--- Begin The records ---

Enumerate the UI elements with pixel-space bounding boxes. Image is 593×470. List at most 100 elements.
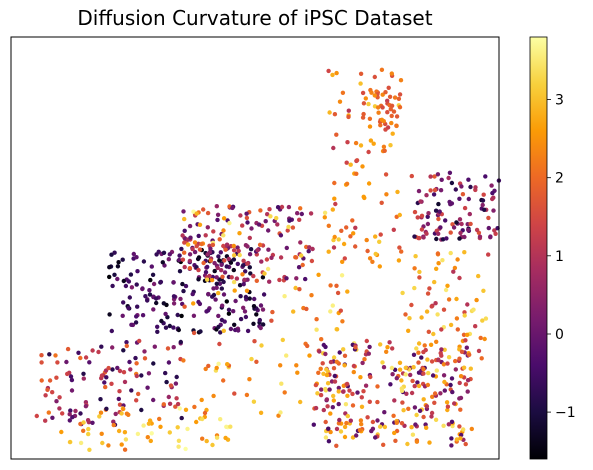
scatter-point <box>215 286 219 290</box>
scatter-point <box>427 286 431 290</box>
scatter-point <box>242 278 246 282</box>
scatter-point <box>344 421 348 425</box>
scatter-point <box>216 213 220 217</box>
scatter-point <box>266 248 270 252</box>
scatter-point <box>134 314 138 318</box>
scatter-point <box>143 356 147 360</box>
scatter-point <box>134 361 138 365</box>
scatter-point <box>395 421 399 425</box>
scatter-point <box>381 443 385 447</box>
scatter-point <box>420 214 424 218</box>
scatter-point <box>259 303 263 307</box>
scatter-point <box>491 208 495 212</box>
scatter-point <box>391 414 395 418</box>
scatter-point <box>321 361 325 365</box>
scatter-point <box>252 304 256 308</box>
scatter-point <box>392 431 396 435</box>
scatter-point <box>73 409 77 413</box>
scatter-point <box>413 254 417 258</box>
scatter-point <box>339 229 343 233</box>
scatter-point <box>398 368 402 372</box>
scatter-point <box>232 268 236 272</box>
scatter-point <box>183 265 187 269</box>
scatter-point <box>469 367 473 371</box>
scatter-point <box>388 143 392 147</box>
scatter-point <box>436 202 440 206</box>
scatter-point <box>425 404 429 408</box>
scatter-point <box>244 315 248 319</box>
scatter-point <box>48 378 52 382</box>
scatter-point <box>462 235 466 239</box>
scatter-point <box>372 142 376 146</box>
scatter-point <box>421 415 425 419</box>
scatter-point <box>221 280 225 284</box>
scatter-point <box>359 418 363 422</box>
scatter-point <box>181 358 185 362</box>
scatter-point <box>443 388 447 392</box>
scatter-point <box>434 209 438 213</box>
scatter-point <box>449 251 453 255</box>
colorbar <box>530 37 547 459</box>
scatter-point <box>465 346 469 350</box>
scatter-point <box>463 338 467 342</box>
scatter-point <box>358 375 362 379</box>
colorbar-tick-label: 3 <box>555 93 564 109</box>
scatter-point <box>232 391 236 395</box>
scatter-point <box>373 93 377 97</box>
scatter-point <box>213 297 217 301</box>
scatter-point <box>43 393 47 397</box>
scatter-point <box>59 430 63 434</box>
scatter-point <box>378 342 382 346</box>
scatter-point <box>188 236 192 240</box>
scatter-point <box>136 392 140 396</box>
scatter-point <box>148 278 152 282</box>
scatter-point <box>303 277 307 281</box>
scatter-point <box>254 360 258 364</box>
scatter-point <box>141 313 145 317</box>
scatter-point <box>106 366 110 370</box>
scatter-point <box>335 427 339 431</box>
scatter-point <box>359 72 363 76</box>
scatter-point <box>335 327 339 331</box>
scatter-point <box>354 172 358 176</box>
scatter-point <box>462 250 466 254</box>
scatter-point <box>200 437 204 441</box>
scatter-point <box>481 289 485 293</box>
scatter-point <box>366 102 370 106</box>
scatter-point <box>248 296 252 300</box>
scatter-point <box>257 222 261 226</box>
scatter-point <box>233 299 237 303</box>
scatter-point <box>453 359 457 363</box>
scatter-point <box>457 236 461 240</box>
scatter-point <box>445 400 449 404</box>
scatter-point <box>135 374 139 378</box>
scatter-point <box>86 432 90 436</box>
scatter-point <box>355 158 359 162</box>
scatter-point <box>147 422 151 426</box>
scatter-point <box>332 398 336 402</box>
scatter-point <box>157 417 161 421</box>
scatter-point <box>332 197 336 201</box>
scatter-point <box>413 405 417 409</box>
scatter-point <box>112 251 116 255</box>
scatter-point <box>434 340 438 344</box>
scatter-point <box>178 406 182 410</box>
scatter-point <box>221 244 225 248</box>
scatter-point <box>210 278 214 282</box>
scatter-point <box>457 357 461 361</box>
scatter-point <box>123 448 127 452</box>
scatter-point <box>121 348 125 352</box>
scatter-point <box>282 294 286 298</box>
scatter-point <box>68 440 72 444</box>
scatter-point <box>459 184 463 188</box>
scatter-point <box>145 386 149 390</box>
scatter-point <box>129 388 133 392</box>
scatter-point <box>295 371 299 375</box>
scatter-point <box>482 208 486 212</box>
scatter-point <box>448 383 452 387</box>
scatter-point <box>397 258 401 262</box>
scatter-point <box>103 385 107 389</box>
scatter-point <box>439 347 443 351</box>
scatter-point <box>444 236 448 240</box>
scatter-point <box>57 395 61 399</box>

--- End The records ---

**Stated task**
Copy the listing above word for word, omitting the picture.

**Final answer**
Enumerate the UI elements with pixel-space bounding boxes. Image is 593×470. List at most 100 elements.
scatter-point <box>215 286 219 290</box>
scatter-point <box>427 286 431 290</box>
scatter-point <box>242 278 246 282</box>
scatter-point <box>344 421 348 425</box>
scatter-point <box>216 213 220 217</box>
scatter-point <box>266 248 270 252</box>
scatter-point <box>134 314 138 318</box>
scatter-point <box>143 356 147 360</box>
scatter-point <box>134 361 138 365</box>
scatter-point <box>395 421 399 425</box>
scatter-point <box>381 443 385 447</box>
scatter-point <box>420 214 424 218</box>
scatter-point <box>259 303 263 307</box>
scatter-point <box>491 208 495 212</box>
scatter-point <box>391 414 395 418</box>
scatter-point <box>321 361 325 365</box>
scatter-point <box>252 304 256 308</box>
scatter-point <box>392 431 396 435</box>
scatter-point <box>73 409 77 413</box>
scatter-point <box>413 254 417 258</box>
scatter-point <box>339 229 343 233</box>
scatter-point <box>398 368 402 372</box>
scatter-point <box>232 268 236 272</box>
scatter-point <box>183 265 187 269</box>
scatter-point <box>469 367 473 371</box>
scatter-point <box>388 143 392 147</box>
scatter-point <box>436 202 440 206</box>
scatter-point <box>425 404 429 408</box>
scatter-point <box>244 315 248 319</box>
scatter-point <box>48 378 52 382</box>
scatter-point <box>462 235 466 239</box>
scatter-point <box>372 142 376 146</box>
scatter-point <box>421 415 425 419</box>
scatter-point <box>221 280 225 284</box>
scatter-point <box>359 418 363 422</box>
scatter-point <box>181 358 185 362</box>
scatter-point <box>443 388 447 392</box>
scatter-point <box>434 209 438 213</box>
scatter-point <box>449 251 453 255</box>
colorbar <box>530 37 547 459</box>
scatter-point <box>465 346 469 350</box>
scatter-point <box>463 338 467 342</box>
scatter-point <box>358 375 362 379</box>
colorbar-tick-label: 3 <box>555 93 564 109</box>
scatter-point <box>232 391 236 395</box>
scatter-point <box>373 93 377 97</box>
scatter-point <box>213 297 217 301</box>
scatter-point <box>43 393 47 397</box>
scatter-point <box>59 430 63 434</box>
scatter-point <box>378 342 382 346</box>
scatter-point <box>188 236 192 240</box>
scatter-point <box>136 392 140 396</box>
scatter-point <box>148 278 152 282</box>
scatter-point <box>303 277 307 281</box>
scatter-point <box>254 360 258 364</box>
scatter-point <box>141 313 145 317</box>
scatter-point <box>106 366 110 370</box>
scatter-point <box>335 427 339 431</box>
scatter-point <box>359 72 363 76</box>
scatter-point <box>335 327 339 331</box>
scatter-point <box>354 172 358 176</box>
scatter-point <box>462 250 466 254</box>
scatter-point <box>200 437 204 441</box>
scatter-point <box>481 289 485 293</box>
scatter-point <box>366 102 370 106</box>
scatter-point <box>248 296 252 300</box>
scatter-point <box>257 222 261 226</box>
scatter-point <box>233 299 237 303</box>
scatter-point <box>453 359 457 363</box>
scatter-point <box>457 236 461 240</box>
scatter-point <box>445 400 449 404</box>
scatter-point <box>135 374 139 378</box>
scatter-point <box>86 432 90 436</box>
scatter-point <box>355 158 359 162</box>
scatter-point <box>147 422 151 426</box>
scatter-point <box>332 398 336 402</box>
scatter-point <box>157 417 161 421</box>
scatter-point <box>332 197 336 201</box>
scatter-point <box>413 405 417 409</box>
scatter-point <box>112 251 116 255</box>
scatter-point <box>434 340 438 344</box>
scatter-point <box>178 406 182 410</box>
scatter-point <box>221 244 225 248</box>
scatter-point <box>210 278 214 282</box>
scatter-point <box>457 357 461 361</box>
scatter-point <box>123 448 127 452</box>
scatter-point <box>121 348 125 352</box>
scatter-point <box>282 294 286 298</box>
scatter-point <box>68 440 72 444</box>
scatter-point <box>459 184 463 188</box>
scatter-point <box>145 386 149 390</box>
scatter-point <box>129 388 133 392</box>
scatter-point <box>295 371 299 375</box>
scatter-point <box>482 208 486 212</box>
scatter-point <box>448 383 452 387</box>
scatter-point <box>397 258 401 262</box>
scatter-point <box>103 385 107 389</box>
scatter-point <box>439 347 443 351</box>
scatter-point <box>444 236 448 240</box>
scatter-point <box>57 395 61 399</box>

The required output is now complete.